↓↓↓
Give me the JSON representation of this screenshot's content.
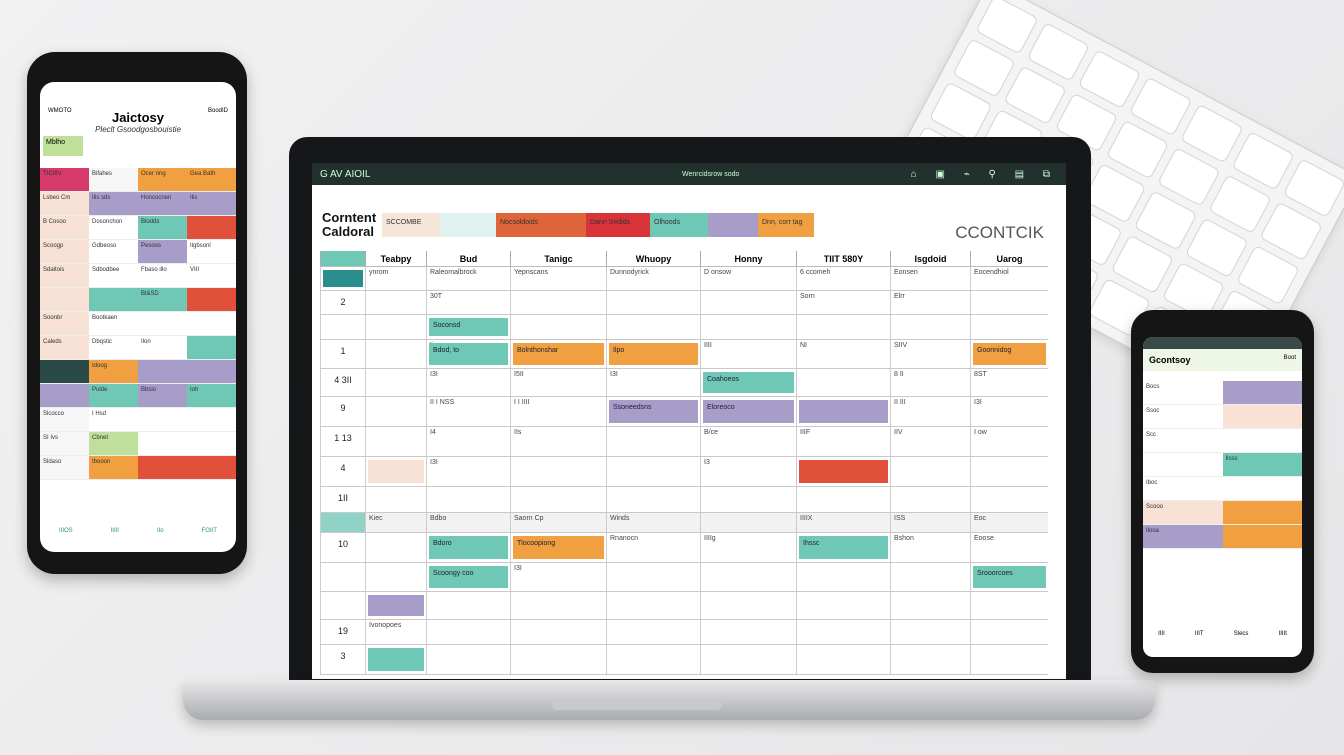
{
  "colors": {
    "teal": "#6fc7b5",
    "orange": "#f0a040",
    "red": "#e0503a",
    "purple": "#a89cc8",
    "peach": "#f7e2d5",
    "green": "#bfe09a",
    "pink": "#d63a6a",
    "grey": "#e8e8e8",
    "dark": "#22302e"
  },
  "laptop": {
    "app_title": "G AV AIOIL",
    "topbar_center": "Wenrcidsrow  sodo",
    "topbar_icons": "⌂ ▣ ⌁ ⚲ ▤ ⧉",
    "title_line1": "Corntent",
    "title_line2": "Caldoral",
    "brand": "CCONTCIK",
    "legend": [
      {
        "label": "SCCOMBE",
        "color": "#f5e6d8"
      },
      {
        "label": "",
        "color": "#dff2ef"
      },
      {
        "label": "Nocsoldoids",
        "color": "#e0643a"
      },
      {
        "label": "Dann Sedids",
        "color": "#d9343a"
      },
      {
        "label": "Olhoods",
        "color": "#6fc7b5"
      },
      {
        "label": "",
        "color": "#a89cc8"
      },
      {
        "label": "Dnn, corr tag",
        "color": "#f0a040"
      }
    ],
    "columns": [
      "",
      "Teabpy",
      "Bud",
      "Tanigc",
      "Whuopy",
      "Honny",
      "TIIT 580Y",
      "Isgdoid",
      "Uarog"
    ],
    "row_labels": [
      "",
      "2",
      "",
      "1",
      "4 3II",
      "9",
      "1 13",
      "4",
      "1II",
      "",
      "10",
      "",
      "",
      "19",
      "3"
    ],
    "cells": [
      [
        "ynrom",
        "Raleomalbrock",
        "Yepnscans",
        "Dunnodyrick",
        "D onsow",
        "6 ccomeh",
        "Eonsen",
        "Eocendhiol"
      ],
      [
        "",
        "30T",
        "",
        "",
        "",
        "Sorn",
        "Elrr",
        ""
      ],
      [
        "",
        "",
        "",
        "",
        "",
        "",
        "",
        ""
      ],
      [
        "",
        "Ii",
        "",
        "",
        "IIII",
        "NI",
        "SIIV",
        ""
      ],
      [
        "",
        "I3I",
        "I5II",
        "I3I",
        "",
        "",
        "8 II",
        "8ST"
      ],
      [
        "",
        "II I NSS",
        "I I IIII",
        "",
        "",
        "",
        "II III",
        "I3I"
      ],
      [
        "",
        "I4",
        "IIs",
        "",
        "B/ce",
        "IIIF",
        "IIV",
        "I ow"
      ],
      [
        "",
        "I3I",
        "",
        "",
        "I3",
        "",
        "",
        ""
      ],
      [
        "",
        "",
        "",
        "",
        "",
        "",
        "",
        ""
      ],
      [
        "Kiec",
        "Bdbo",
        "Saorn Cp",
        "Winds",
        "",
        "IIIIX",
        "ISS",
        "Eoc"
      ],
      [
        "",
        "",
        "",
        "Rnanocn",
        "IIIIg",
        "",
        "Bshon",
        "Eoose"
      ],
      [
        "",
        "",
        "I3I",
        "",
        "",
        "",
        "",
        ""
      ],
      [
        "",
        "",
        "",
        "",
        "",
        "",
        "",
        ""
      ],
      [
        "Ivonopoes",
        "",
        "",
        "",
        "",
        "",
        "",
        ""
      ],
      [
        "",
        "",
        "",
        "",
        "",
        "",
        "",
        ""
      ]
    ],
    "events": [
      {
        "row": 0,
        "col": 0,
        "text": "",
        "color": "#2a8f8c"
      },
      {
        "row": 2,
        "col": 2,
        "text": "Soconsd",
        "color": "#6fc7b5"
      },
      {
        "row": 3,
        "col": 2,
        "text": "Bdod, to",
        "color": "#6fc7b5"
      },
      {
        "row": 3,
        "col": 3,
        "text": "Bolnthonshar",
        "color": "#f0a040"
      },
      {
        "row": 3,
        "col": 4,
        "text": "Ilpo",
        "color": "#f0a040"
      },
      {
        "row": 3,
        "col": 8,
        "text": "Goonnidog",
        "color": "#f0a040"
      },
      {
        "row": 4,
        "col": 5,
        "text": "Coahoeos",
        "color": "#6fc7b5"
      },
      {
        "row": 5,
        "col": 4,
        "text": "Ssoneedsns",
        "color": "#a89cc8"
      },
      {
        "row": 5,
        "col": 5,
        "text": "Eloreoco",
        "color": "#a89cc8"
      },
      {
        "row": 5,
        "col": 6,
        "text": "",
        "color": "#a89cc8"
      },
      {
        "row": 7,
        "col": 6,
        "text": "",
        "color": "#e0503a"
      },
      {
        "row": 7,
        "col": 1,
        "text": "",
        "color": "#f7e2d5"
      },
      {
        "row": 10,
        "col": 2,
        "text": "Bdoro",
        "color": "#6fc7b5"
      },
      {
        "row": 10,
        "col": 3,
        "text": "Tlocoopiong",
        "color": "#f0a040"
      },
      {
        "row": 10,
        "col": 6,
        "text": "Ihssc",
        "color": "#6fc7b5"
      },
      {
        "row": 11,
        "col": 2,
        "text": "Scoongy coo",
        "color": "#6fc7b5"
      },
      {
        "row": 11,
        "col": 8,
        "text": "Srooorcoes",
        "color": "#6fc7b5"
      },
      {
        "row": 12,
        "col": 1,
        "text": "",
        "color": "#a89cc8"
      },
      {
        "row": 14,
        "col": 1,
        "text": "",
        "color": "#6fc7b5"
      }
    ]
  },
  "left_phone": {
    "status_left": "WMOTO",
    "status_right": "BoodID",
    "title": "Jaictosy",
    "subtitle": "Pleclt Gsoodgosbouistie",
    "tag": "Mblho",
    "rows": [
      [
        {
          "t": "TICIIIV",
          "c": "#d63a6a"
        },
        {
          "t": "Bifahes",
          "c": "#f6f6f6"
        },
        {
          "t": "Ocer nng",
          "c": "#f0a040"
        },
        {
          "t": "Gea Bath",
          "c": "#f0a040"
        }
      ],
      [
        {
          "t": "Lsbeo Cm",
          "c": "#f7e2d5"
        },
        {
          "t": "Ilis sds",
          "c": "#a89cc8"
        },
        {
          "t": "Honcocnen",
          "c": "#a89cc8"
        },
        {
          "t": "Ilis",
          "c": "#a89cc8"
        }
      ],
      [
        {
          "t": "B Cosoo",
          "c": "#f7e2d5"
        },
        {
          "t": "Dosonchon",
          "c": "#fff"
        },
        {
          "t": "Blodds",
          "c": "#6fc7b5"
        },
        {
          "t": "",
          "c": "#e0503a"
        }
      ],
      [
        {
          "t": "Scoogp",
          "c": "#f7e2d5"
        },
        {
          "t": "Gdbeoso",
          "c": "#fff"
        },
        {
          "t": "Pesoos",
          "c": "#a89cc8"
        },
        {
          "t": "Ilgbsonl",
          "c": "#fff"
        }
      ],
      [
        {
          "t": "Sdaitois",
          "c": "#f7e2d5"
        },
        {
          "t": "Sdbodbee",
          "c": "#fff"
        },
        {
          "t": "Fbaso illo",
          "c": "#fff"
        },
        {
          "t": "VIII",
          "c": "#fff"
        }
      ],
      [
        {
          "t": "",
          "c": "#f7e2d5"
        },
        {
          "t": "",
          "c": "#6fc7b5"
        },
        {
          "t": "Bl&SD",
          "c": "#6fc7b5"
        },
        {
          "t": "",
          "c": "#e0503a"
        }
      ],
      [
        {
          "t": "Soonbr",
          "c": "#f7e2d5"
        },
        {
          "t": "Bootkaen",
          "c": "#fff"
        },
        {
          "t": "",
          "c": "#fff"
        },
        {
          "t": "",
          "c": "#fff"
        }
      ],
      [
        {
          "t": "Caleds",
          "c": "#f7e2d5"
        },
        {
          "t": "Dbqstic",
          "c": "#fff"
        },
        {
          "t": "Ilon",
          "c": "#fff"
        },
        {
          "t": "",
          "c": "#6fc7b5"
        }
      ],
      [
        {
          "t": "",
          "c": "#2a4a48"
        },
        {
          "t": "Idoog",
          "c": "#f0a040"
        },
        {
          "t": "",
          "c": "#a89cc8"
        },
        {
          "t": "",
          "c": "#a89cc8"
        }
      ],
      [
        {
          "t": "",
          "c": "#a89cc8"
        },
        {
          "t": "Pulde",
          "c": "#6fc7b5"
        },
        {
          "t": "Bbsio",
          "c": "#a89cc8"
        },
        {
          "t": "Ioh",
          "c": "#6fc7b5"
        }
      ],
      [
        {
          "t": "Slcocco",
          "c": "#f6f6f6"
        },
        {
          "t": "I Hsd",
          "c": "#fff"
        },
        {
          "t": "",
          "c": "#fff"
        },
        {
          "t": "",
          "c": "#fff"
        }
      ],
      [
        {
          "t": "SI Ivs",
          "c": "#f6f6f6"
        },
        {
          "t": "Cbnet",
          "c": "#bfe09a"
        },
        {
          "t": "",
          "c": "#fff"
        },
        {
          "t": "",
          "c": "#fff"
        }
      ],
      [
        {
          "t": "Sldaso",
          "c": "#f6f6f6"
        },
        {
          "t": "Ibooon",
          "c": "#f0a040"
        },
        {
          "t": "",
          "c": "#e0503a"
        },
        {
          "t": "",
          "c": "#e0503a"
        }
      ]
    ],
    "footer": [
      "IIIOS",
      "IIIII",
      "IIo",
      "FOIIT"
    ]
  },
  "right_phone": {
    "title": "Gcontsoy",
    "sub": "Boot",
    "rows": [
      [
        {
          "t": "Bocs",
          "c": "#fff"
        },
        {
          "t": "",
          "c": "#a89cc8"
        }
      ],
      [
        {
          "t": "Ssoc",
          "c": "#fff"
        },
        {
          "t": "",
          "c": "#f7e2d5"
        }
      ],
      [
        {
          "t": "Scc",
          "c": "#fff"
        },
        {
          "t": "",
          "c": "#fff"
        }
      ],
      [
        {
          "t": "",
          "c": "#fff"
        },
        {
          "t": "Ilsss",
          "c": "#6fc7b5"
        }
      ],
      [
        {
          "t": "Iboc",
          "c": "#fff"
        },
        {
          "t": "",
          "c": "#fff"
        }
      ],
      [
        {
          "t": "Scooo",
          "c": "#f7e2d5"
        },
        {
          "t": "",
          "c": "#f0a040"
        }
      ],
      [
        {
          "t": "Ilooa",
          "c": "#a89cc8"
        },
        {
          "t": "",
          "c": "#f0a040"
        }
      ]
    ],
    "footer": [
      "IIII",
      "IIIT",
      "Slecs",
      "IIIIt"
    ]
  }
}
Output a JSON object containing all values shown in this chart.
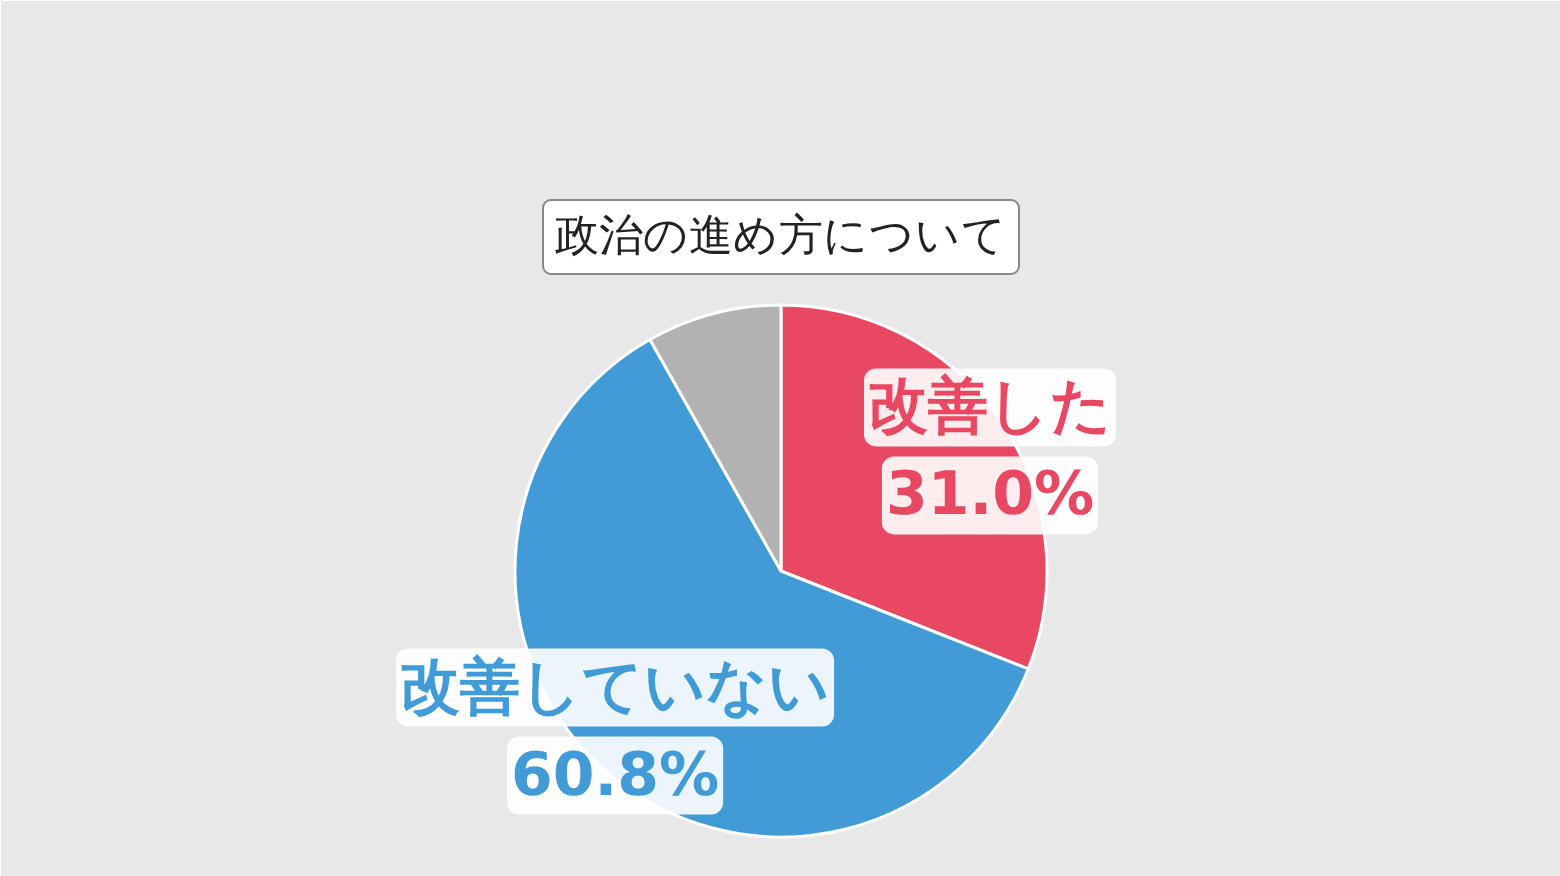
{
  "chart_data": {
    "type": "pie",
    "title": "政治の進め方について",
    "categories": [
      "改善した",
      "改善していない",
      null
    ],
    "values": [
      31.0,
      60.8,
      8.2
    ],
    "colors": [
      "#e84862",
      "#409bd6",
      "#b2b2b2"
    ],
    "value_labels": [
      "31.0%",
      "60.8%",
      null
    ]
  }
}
↑↑↑
(Exercise prompt) The lines to be extracted begin at the line containing "Output a JSON" and continue through the final line of the material above, both ends included. Reproduce them exactly, without the pictures.

(Answer to this exercise)
Output a JSON object containing all values shown in this chart.
{
  "chart_data": {
    "type": "pie",
    "title": "政治の進め方について",
    "categories": [
      "改善した",
      "改善していない",
      null
    ],
    "values": [
      31.0,
      60.8,
      8.2
    ],
    "colors": [
      "#e84862",
      "#409bd6",
      "#b2b2b2"
    ],
    "value_labels": [
      "31.0%",
      "60.8%",
      null
    ]
  }
}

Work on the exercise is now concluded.